* WORK TO COMPLETE: Single out each line with the word "into" and copy it.

* EXERCISE INPUTS:
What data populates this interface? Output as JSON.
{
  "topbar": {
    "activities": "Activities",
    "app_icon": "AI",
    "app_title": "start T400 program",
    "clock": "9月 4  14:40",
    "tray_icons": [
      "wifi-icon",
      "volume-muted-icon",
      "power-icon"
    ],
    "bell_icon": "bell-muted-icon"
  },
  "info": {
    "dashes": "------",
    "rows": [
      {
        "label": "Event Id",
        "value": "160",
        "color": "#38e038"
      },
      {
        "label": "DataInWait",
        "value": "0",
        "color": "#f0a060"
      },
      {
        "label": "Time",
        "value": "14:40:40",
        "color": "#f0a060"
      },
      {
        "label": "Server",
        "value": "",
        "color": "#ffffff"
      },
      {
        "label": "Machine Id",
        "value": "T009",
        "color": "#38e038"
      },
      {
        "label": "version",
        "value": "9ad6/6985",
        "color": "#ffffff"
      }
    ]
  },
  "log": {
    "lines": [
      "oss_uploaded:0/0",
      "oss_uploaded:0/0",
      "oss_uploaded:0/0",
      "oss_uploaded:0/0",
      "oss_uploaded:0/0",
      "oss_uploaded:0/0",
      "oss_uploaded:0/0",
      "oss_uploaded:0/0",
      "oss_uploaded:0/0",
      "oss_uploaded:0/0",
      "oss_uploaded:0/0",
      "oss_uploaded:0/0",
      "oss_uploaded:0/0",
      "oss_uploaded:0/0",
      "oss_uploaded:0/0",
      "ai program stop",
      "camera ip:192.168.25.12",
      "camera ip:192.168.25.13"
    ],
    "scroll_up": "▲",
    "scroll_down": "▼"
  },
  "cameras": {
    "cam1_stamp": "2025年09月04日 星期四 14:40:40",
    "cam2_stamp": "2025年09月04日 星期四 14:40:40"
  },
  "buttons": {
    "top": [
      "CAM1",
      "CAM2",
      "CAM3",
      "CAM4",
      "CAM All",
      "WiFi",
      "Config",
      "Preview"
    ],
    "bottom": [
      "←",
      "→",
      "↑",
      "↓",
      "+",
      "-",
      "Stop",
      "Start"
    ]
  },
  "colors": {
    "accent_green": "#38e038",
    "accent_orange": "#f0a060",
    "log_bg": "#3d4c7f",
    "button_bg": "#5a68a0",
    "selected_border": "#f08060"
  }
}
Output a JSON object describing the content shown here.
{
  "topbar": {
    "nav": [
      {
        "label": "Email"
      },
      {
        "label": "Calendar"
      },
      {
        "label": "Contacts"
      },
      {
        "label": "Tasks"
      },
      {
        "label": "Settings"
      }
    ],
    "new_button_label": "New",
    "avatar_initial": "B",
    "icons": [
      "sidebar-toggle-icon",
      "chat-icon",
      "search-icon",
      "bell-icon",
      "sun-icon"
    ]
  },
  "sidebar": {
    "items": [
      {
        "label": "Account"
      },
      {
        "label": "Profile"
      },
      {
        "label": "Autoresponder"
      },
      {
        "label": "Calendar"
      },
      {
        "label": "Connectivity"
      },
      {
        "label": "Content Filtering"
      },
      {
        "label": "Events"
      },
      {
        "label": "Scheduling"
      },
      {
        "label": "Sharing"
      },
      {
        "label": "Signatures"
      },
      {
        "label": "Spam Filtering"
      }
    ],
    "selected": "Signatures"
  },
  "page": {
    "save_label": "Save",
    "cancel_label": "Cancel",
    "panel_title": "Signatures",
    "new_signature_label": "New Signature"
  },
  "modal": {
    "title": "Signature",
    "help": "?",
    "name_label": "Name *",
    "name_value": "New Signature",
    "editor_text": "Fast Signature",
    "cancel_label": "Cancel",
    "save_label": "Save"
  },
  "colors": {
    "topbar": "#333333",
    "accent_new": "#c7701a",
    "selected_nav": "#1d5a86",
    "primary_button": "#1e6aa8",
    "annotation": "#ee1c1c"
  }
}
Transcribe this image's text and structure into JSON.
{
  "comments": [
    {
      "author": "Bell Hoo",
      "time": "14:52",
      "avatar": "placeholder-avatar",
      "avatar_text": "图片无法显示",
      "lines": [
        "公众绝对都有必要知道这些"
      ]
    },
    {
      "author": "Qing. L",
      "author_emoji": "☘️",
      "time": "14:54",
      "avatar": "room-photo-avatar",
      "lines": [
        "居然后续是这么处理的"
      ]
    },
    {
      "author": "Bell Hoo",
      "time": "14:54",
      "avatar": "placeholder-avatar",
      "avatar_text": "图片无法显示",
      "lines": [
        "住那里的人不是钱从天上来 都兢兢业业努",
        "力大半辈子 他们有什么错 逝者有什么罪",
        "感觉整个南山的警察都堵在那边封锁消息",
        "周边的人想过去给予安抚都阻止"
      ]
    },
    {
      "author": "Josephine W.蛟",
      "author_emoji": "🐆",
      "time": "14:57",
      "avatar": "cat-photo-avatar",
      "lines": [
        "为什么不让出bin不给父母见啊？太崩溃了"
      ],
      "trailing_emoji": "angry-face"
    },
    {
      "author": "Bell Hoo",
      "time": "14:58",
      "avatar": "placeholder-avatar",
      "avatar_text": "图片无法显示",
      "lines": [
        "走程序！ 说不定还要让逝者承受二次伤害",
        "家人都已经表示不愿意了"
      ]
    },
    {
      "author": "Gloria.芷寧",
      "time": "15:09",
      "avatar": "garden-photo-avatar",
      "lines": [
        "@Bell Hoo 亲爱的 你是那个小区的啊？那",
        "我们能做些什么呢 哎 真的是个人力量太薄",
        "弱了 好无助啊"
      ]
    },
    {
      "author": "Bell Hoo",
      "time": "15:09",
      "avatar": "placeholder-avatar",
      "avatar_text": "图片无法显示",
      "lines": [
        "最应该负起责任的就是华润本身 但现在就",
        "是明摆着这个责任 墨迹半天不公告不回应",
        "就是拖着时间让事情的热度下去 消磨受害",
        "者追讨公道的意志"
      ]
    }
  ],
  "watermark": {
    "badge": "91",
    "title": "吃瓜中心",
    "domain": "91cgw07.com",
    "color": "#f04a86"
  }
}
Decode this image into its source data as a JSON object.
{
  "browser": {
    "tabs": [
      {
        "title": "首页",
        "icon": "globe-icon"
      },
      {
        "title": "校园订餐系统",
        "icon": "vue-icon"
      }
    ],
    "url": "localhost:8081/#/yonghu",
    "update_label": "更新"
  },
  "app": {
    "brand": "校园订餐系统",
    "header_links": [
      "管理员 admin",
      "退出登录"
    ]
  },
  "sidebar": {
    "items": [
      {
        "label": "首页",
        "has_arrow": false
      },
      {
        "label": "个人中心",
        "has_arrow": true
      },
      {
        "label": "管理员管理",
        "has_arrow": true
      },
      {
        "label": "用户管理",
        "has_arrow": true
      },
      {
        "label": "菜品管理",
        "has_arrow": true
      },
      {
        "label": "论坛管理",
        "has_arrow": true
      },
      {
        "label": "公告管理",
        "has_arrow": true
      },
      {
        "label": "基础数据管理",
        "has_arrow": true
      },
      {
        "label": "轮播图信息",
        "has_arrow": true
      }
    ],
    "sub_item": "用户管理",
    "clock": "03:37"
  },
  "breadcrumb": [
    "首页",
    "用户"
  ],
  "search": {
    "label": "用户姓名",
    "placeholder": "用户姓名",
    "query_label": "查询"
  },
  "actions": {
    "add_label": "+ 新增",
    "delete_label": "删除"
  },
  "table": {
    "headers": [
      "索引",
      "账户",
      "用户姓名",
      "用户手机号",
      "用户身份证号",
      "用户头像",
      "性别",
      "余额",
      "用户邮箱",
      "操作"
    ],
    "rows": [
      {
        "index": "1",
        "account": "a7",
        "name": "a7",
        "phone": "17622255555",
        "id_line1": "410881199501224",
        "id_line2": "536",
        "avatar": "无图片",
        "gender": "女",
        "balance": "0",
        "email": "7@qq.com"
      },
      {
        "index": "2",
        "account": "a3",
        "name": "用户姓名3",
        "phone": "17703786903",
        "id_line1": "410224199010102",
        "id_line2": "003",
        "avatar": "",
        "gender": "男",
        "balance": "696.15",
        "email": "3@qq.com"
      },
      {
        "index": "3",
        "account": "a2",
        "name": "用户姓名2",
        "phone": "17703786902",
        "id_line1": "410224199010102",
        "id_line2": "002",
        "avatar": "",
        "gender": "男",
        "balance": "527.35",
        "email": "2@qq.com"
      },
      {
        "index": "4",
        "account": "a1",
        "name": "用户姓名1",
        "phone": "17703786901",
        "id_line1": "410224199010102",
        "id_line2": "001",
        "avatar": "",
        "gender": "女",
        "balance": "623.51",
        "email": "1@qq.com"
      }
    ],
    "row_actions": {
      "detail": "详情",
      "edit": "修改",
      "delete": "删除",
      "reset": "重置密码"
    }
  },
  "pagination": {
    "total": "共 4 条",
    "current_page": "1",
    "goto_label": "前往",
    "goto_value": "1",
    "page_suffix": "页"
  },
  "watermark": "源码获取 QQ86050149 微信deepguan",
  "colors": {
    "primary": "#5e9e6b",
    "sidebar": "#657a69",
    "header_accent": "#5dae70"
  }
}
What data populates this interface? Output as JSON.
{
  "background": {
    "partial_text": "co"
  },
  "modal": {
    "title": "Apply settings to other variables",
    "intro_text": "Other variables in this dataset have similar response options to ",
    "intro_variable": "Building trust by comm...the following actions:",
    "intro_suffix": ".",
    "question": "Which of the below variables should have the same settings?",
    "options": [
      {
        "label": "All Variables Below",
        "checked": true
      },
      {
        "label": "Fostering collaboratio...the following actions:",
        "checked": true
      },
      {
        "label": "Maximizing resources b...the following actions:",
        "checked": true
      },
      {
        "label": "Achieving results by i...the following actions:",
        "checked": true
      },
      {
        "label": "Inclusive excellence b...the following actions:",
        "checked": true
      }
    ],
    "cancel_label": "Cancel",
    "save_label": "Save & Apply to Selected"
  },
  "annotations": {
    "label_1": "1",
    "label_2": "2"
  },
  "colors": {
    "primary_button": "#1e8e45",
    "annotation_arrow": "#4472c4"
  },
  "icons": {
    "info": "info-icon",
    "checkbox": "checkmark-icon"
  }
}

* ANSWER FOR THIS EXERCISE:
Transcribe this image's text and structure into JSON.
Decode this image into its source data as a JSON object.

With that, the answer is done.